_本文抜粋_
# # # # #

Microsoftは「Microsoft 365」の月額サブスクリプション料金を値上げする。この料金変更によって、米国の中堅・中小規模のパートナーやユーザー企業から苦情が噴出している。
Microsoftは、製品/サービスの販売に関する変更に取り組んでいる。2021年8月に同社は「2022年3月に、10年ぶりにオフィススイート『Microsoft 365』の料金を値上げする」と発表した。新料金は「『Office 365』の立ち上げ以来提供してきたイノベーションを反映したものだ」と同社は説明している。
「Microsoft 365 Business Basic」は1ユーザー当たり月額5ドルから6ドルへ、「Microsoft 365 Business Premium」は20ドルから22ドルへ、「Office 365 E1」は8ドルから10ドルへ、「Office 365 E3」は20ドルから23ドルへ、「Office 365 E5」は35ドルから38ドルへ、「Microsoft 365 E3」は32ドルから36ドルへ、それぞれ値上げされる。
Microsoftは2021年11月に「パートナーセンター」で発表した説明で、月額サブスクリプションの継続を選択したパートナーに対して、2022年1月に20%の上乗せを実施することを示唆している。パートナーセンターは、Microsoftのパートナー「クラウドソリューションプロバイダー」(以下、CSP)向けのドキュメントをまとめたWebサイトだ。

# # # # #

バウンディングボックス予測データ
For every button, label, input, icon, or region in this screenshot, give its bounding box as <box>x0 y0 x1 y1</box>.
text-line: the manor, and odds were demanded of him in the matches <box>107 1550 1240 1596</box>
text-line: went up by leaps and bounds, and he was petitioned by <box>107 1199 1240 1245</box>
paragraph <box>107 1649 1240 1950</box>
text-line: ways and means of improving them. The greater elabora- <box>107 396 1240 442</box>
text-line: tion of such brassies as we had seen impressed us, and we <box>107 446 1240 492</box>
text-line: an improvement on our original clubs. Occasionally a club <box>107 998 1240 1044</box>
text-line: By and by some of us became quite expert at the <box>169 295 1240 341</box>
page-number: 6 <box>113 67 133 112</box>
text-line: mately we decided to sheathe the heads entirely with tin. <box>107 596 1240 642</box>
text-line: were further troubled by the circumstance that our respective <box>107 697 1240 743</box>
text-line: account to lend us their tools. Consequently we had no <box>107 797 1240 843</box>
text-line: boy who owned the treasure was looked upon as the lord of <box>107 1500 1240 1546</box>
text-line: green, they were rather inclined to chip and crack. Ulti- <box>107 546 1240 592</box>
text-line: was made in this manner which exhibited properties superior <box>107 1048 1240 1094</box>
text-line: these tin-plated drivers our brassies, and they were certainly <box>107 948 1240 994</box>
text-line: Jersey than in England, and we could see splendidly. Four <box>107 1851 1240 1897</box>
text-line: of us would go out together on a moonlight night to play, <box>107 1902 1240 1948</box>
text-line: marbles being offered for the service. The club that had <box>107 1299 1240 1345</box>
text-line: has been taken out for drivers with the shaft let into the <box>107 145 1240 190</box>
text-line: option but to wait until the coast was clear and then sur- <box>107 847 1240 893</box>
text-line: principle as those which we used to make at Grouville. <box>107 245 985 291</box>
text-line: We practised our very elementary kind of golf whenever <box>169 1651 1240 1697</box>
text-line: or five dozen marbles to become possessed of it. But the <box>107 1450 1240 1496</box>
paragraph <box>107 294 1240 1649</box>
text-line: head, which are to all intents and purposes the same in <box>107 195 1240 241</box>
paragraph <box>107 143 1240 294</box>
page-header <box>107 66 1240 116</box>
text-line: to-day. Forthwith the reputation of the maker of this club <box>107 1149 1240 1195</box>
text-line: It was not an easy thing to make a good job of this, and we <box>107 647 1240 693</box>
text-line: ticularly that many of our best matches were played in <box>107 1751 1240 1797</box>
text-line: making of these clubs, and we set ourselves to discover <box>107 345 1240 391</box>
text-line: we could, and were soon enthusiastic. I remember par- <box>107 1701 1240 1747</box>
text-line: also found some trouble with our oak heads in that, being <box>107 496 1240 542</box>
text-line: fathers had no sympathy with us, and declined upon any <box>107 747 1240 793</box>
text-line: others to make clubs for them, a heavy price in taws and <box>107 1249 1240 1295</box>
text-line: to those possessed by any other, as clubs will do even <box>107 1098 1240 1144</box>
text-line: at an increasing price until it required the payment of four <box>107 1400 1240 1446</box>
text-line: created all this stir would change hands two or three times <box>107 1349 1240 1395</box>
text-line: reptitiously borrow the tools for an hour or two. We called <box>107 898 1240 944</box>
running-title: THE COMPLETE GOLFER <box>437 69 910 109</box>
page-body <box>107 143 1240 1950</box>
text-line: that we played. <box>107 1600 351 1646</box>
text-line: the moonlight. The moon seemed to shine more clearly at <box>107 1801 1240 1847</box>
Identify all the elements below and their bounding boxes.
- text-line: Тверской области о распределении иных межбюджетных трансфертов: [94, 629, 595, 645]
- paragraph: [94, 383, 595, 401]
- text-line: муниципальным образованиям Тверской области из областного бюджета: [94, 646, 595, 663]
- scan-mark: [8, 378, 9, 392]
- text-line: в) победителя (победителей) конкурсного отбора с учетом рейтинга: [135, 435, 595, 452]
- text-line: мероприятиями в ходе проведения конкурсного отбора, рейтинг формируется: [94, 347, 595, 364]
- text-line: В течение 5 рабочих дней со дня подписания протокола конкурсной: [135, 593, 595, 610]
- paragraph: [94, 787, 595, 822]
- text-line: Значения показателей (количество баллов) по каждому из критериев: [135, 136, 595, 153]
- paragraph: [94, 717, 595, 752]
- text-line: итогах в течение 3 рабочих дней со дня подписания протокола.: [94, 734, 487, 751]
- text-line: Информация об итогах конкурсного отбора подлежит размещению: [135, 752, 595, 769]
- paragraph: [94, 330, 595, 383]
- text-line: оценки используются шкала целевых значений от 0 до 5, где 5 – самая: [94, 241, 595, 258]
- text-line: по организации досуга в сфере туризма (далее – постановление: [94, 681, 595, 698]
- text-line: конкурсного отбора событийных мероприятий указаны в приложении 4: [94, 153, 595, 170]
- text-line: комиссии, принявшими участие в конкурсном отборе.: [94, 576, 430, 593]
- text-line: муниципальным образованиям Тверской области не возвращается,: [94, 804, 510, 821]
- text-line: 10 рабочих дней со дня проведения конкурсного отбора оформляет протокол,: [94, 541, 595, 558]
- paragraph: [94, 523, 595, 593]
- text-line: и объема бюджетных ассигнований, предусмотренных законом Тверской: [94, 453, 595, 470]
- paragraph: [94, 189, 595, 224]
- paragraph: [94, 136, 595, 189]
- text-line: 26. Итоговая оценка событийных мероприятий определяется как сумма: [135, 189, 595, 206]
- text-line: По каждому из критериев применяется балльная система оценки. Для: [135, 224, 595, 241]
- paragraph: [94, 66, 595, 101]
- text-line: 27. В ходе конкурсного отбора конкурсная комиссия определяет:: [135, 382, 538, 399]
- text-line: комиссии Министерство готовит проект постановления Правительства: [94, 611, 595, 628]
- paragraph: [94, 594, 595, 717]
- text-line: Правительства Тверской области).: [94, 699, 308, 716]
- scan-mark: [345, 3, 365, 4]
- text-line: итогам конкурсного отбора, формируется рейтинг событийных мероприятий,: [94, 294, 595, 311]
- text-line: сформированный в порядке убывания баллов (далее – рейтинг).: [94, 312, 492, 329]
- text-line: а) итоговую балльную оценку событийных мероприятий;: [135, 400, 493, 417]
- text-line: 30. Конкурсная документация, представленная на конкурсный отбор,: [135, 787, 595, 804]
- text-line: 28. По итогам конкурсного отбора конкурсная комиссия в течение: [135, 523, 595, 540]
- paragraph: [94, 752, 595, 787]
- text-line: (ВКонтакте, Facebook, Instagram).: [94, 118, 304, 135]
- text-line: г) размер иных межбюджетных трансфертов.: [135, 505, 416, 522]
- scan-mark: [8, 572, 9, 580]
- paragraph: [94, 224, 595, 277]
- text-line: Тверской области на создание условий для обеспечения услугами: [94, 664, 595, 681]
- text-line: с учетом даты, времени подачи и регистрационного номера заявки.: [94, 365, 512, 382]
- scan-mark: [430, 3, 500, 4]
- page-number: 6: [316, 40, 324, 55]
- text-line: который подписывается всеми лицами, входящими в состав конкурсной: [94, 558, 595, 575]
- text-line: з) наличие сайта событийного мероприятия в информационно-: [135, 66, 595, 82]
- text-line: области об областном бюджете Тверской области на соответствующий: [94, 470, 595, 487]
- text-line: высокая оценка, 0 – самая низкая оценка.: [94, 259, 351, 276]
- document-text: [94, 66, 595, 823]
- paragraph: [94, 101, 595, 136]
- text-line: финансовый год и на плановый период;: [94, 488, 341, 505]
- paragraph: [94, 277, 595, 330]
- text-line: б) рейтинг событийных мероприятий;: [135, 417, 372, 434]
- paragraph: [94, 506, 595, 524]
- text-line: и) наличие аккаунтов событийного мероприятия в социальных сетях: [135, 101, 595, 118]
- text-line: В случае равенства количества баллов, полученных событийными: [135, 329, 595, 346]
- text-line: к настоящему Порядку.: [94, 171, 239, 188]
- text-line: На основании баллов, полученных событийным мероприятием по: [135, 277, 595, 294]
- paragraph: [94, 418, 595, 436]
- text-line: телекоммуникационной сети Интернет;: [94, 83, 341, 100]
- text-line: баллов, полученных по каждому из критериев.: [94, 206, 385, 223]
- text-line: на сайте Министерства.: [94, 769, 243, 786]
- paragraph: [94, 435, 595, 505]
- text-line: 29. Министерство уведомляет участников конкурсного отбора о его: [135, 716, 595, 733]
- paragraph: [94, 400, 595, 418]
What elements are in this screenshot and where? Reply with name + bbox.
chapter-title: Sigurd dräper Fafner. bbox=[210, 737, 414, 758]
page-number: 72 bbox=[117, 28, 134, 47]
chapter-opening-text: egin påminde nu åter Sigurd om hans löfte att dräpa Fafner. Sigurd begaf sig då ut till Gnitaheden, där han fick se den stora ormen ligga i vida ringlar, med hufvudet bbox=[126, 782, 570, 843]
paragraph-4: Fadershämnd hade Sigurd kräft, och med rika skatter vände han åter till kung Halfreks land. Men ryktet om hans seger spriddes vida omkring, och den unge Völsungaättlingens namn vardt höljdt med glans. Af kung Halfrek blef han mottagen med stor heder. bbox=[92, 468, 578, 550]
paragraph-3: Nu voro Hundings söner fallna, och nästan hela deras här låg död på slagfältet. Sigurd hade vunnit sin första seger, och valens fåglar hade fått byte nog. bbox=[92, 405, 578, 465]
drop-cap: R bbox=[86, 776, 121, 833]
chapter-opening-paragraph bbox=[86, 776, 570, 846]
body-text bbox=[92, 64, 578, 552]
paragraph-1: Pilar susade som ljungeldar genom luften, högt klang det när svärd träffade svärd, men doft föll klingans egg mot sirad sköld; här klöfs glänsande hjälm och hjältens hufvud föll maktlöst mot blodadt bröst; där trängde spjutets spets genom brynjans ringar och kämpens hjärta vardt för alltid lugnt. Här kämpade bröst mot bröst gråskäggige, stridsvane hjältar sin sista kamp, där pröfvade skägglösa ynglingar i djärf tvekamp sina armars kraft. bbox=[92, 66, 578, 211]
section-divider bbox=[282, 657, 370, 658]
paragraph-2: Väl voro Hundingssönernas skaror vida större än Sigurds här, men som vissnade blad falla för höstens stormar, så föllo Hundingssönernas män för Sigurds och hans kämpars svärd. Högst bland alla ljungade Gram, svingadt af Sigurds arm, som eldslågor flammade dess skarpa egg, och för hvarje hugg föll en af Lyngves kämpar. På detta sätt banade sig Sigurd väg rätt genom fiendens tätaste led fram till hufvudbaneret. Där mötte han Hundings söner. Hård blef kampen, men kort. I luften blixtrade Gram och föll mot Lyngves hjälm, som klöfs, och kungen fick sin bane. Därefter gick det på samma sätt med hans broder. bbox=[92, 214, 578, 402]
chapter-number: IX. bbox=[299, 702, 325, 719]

# # # # #

_課題_
上に示したMicrosoft 365の料金値上げに関する記事を、最後の文に続けて書き進めてください。

_演習の結果_
米国の中堅・中小規模のパートナーやユーザー企業は、月額サブスクリプション料金の値上げに異議を唱えている。ソーシャルメディア「Reddit」では、Microsoftのパートナーとみられる投稿者が、この値上げについて「毎月の積み重ねで成り立っているわれわれのような者にとっては、ひどく困ったことになる」と書き込んだ。「Microsoftは小規模事業者の声を聴いていない」という投稿もあった。
ユーザー企業からは「従業員が辞めた場合にライセンスを解約する『柔軟性』がなくなる」という苦情が出ているという。ITサービス企業Oscillas Technologiesのプレジデントであるチャールズ・ブラック氏は「われわれの顧客にとって、こうした『柔軟性』はとてつもなく大きい」と話す。月額単位の料金が値上げになれば、「われわれの顧客は、ライセンスのコストパフォーマンスを保つために、もっと時間と労力をかけなければならなくなる」とブラック氏は語る。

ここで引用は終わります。